PASSAGE TO READ:
——
On the topic of drink recipes, I promised a virtual shot to anyone that could ID a movie quote I left in Willie's comments. So far, only Eric has taken a stab at it, but the first person to come up with it will receive an ACTUAL drink recipe from me for some Philippine Islands Subic Bay MOJO. Or I may just post it for all to see out of the goodness of my own heart. But somebody better answer that question, or it's no soup MOJO for you!

And finally, Jim Breuer (Saturday Night Live's "Goat Boy" - but if that's all you know him from, you're missing out) relates what's really going on in your stomach when you party hard. This is not to be missed. Or ignored. Heed his sage advice.

Cheers everybody!

UPDATE: The MOJO contest is now closed. The quote is from "Air America" and was correctly identified by my buddy Dumass. Dude - that's hardly fair. You've already had the Mojo. Hell, I MADE IT FOR YA! Everybody else, tune in tomorrow for that recipe. Hey, I gotta keep people interested somehow!

Jan 21, 2004

Airplane goes fast - makes scary sound - film at 11 

Check it out - a whole story inspired by the fact that an airplane flew over some people and was loud..... how news worthy. At least the opportunity wasn't squandered by ABC to point out how much Israel sucks.....
Israeli warplane overflies south Lebanon

An Israeli warplane on Wednesday broke the sound barrier over southern Lebanon, a day after the Jewish state carried out air strikes on the region, Lebanese police said.

The fighter bomber flew over most of the south, particularly over the town of Nabatiyeh where it caused supersonic booms, police said.

We can't report anything if those guys don't blow up some terrorists innocents, so we'll tell you all about how a plane made a scary "wooshing" sound as it went by.

The overflight came after a flare-up of violence that started with Israeli violations of Lebanese airspace on Monday that drew anti-aircraft fire from Lebanese Shiite Hezbollah guerrillas and UN condemnation.

See what THEY started?! Damn those uppity JOOOS! Who do they think they are, running around killing terrorists innocents and doing offensive things like building a wall to keep themselves safe out the peace-loving peoples of their neighboring countries? Kofi needs to give them another stern talking to.

Hezbollah guerrillas later the same day destroyed an Israeli military bulldozer that UN peacekeepers in the region said had violated Lebanese territory, a charge denied by Israel.

Well, at least those UN guys were on the ball. Good to see they "kept the peace" and allowed Hezbollah to destroy that bulldozer. Future IHOP breakfasts will be put on hold until the Israelis can get another CAT up and running.

The rocket attack, which left one Israeli soldier killed and another wounded, triggered Israeli air strikes on two abandoned bases in southern Lebanon. No casualties were reported in the strikes.

See? All is well. One bulldozer destroyed, one Israeli dead, one wounded, and all that was destroyed was a camel hitching post at an empty "Martyr's Dating Service" (where you can hand-pick your own set of 72 virgins). Ahhhhhh...... all is right with the world.

Anybody else hope that when that jet went over, some bad guys wet themselves? You can bet that they're all familiar with air power by now. Hey, didn't we sell the Israelis some Apaches?
——
ACTIONS TO TAKE:
• a. Name every person the blog post refers to by a personal name or nickname.
• b. According to the update in the blog post, which film is the movie quote from?
• c. Carry on writing the blog post from its final sentence.
The listing that comes next was taken from a separate source unrelated to the blog post.

DATA SEGMENT:
——
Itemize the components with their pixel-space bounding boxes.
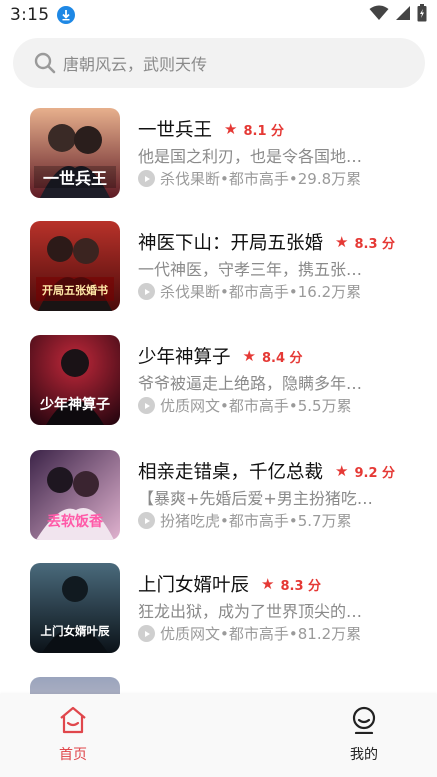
——
RESULTS OF THE TASKS:
• a. Willie, Eric, Jim Breuer, Dumass, Kofi

• b. The quote is from "Air America."

• c.
(Warning: do not click link unless you want to see terrorist's body parts go flying - seriously)

Total meltdean 

You've all seen Dean-o lose his mind, but have you heard the remix?

Catchy tune....

Hat tip to commenter dviant at Frank J's place (PS - click Frank to read his latest Chomps story!)

UPDATE: The Most Exalted Allah is at it again.

And darkness was upon the bloggers 

Rachel Lucas, she of the dog pictures, WWII historical lessons, and savage eviscerations of all things stupid, shall blog no more........ kinda. She wasn't really doing much lately anyway - like 5 posts since Thanksgiving. But she has finally admitted that she's hung up her keyboard, and will only return on the rarest of occasions. I was really looking forward to a thorough review of the State of the Union and Howard Dean's now world famous "Yeagh!" Oh well. Fortunately, she's not taking down the blog, so at least we'll have her archives to rummage through.

Thanks for the memories, Rachel.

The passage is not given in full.